Task brief: Look through the data below. Collect every line where the word "text" occurs.

Data to use:

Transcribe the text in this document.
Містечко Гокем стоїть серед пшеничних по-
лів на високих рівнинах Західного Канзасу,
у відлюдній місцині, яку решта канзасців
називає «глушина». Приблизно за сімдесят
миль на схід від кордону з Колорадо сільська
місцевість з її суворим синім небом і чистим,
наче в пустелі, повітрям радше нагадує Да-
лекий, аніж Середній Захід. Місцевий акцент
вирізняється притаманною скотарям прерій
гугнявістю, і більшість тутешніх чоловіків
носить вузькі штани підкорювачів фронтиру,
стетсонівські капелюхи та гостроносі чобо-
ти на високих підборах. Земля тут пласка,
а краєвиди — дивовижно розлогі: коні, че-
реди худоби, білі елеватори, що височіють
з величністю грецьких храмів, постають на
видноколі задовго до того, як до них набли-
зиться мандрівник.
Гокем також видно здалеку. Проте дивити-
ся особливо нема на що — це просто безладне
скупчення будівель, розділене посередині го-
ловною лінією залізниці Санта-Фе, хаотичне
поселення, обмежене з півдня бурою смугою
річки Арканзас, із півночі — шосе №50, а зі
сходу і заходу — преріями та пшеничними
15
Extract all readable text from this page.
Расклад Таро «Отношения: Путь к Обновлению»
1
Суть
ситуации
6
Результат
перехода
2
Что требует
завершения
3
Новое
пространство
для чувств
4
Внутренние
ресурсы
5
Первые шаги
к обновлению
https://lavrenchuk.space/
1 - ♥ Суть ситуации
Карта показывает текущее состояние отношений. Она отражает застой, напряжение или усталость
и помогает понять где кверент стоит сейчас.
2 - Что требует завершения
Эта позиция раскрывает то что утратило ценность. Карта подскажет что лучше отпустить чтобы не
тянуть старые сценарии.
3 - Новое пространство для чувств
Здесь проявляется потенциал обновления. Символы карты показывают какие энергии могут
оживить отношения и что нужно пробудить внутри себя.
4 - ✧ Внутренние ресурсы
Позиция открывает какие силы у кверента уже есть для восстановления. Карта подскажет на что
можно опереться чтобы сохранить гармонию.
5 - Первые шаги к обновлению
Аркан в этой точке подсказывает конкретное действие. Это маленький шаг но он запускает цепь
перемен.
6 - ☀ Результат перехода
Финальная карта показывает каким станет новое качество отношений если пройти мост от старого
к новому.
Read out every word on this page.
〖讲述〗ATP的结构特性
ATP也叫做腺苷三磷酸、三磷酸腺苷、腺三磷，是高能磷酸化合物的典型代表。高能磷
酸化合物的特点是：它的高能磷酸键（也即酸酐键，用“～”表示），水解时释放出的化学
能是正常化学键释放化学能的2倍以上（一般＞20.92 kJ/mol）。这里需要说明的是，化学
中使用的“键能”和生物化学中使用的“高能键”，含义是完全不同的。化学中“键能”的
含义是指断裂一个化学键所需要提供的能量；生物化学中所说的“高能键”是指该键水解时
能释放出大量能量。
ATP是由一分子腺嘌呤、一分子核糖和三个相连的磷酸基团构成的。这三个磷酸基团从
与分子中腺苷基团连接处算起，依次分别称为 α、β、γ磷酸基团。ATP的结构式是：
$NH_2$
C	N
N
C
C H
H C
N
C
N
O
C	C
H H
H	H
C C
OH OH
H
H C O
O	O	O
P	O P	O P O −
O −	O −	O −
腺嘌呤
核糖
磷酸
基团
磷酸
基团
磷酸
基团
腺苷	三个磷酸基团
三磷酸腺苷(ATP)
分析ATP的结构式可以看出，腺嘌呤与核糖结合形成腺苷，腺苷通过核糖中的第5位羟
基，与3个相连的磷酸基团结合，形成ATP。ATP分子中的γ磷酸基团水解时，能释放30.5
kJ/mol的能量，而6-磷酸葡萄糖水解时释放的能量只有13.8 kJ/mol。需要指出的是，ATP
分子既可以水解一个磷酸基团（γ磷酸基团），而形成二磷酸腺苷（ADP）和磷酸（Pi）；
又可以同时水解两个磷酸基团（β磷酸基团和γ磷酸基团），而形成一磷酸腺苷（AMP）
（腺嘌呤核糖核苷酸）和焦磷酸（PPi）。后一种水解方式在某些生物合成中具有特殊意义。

Correct result:
Transcribe the text in this document.
Extract all readable text from this page.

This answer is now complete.